== Selected extract

Employers should not give up on this important cost-saving tool
Little frustrates an employer more than having to pay a dismissed employee common-law notice while the employee fails to take reasonable steps to find a new job and mitigate their losses. Subject to limited exceptions, a dismissed employee has a duty to mitigate any damages they may suffer by making reasonable efforts to find comparable replacement employment. Mitigation is important to employers because income earned from the replacement work reduces the former employer’s common-law termination liability.
In recent years, the law around mitigation has become more complicated, leading some employers to give up on the concept entirely and simply pay out the full common-law termination entitlement.
However, knowing when and how to require a dismissed employee to mitigate their damages can save an employer thousands of dollars in separation packages.
It is impossible to cover all mitigation issues here. However, as a starting point, every employer should have at least some under- standing of three key concepts: i) what constitutes comparable replacement employment; ii) whether income from a “side hustle” counts toward mitigation income; and iii) the impact of contractual terms on the duty to mitigate.
What constitutes comparable replacement employment?
Comparable employment means neither identical employment nor any employment. If a former employee has a duty to mitigate their damages, they are not entitled to hold out for perfect employment, nor are they obligated to accept any position available to them. An employee is entitled to focus their job search on “comparable” roles.
The Court of Appeal for Ontario recently addressed the meaning of “comparable” in Humphrey v. Mene Inc. The court held that, while a former employee may limit their search to comparable roles, this does not mean the roles must be “identical.”1 In this case, the employee was terminated from her role as chief operating officer (COO), and her wrongful dismissal action proceeded by way of summary judgment. The evidence before the motion judge confirmed that, seven months post-termination, the employee had declined an offer of employment in a vice president e-commerce role because it was not a “broad-based senior leadership role” nor, according to the employee, was it financially similar to her former role as COO.

====
== Dataset excerpt

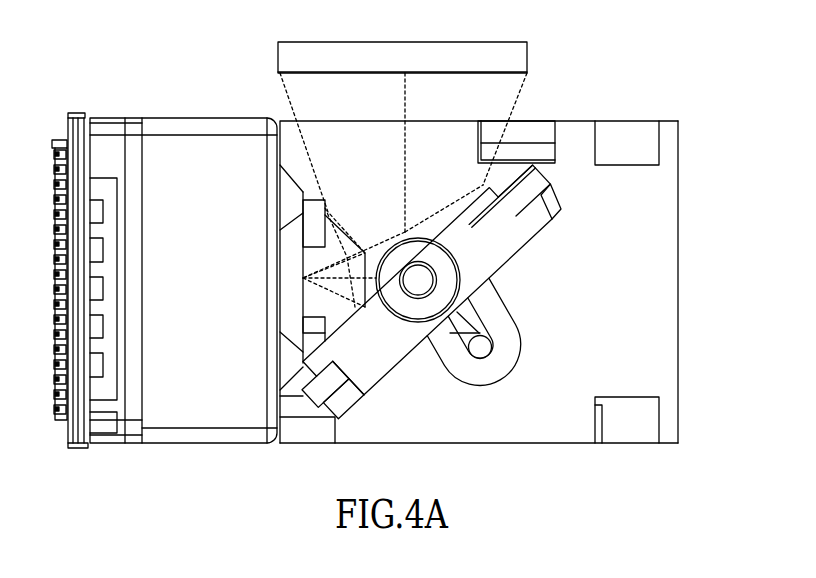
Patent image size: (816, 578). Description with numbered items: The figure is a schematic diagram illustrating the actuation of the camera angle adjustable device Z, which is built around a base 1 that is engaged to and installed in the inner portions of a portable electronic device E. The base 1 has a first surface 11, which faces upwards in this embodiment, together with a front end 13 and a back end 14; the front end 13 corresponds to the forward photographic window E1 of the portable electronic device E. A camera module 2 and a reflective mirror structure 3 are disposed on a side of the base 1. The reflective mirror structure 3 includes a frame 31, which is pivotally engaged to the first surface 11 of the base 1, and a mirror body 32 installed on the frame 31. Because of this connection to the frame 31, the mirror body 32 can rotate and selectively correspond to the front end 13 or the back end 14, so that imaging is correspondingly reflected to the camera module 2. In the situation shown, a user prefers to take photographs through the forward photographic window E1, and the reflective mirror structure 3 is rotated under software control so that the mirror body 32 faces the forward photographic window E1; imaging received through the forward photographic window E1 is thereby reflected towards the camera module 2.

====

## What needs to be done:
Rewrite the part of the article on mitigation that opens with the words containing "Employers should not" and closes with "common-law termination entitlement.", putting "terminated employee" in place of "dismissed employee". The listing has nothing to do with the article on mitigation.

## Result of the exercise:
Employers should not give up on this important cost-saving tool
Little frustrates an employer more than having to pay a terminated employee common-law notice while the employee fails to take reasonable steps to find a new job and mitigate their losses. Subject to limited exceptions, a terminated employee has a duty to mitigate any damages they may suffer by making reasonable efforts to find comparable replacement employment. Mitigation is important to employers because income earned from the replacement work reduces the former employer’s common-law termination liability.
In recent years, the law around mitigation has become more complicated, leading some employers to give up on the concept entirely and simply pay out the full common-law termination entitlement.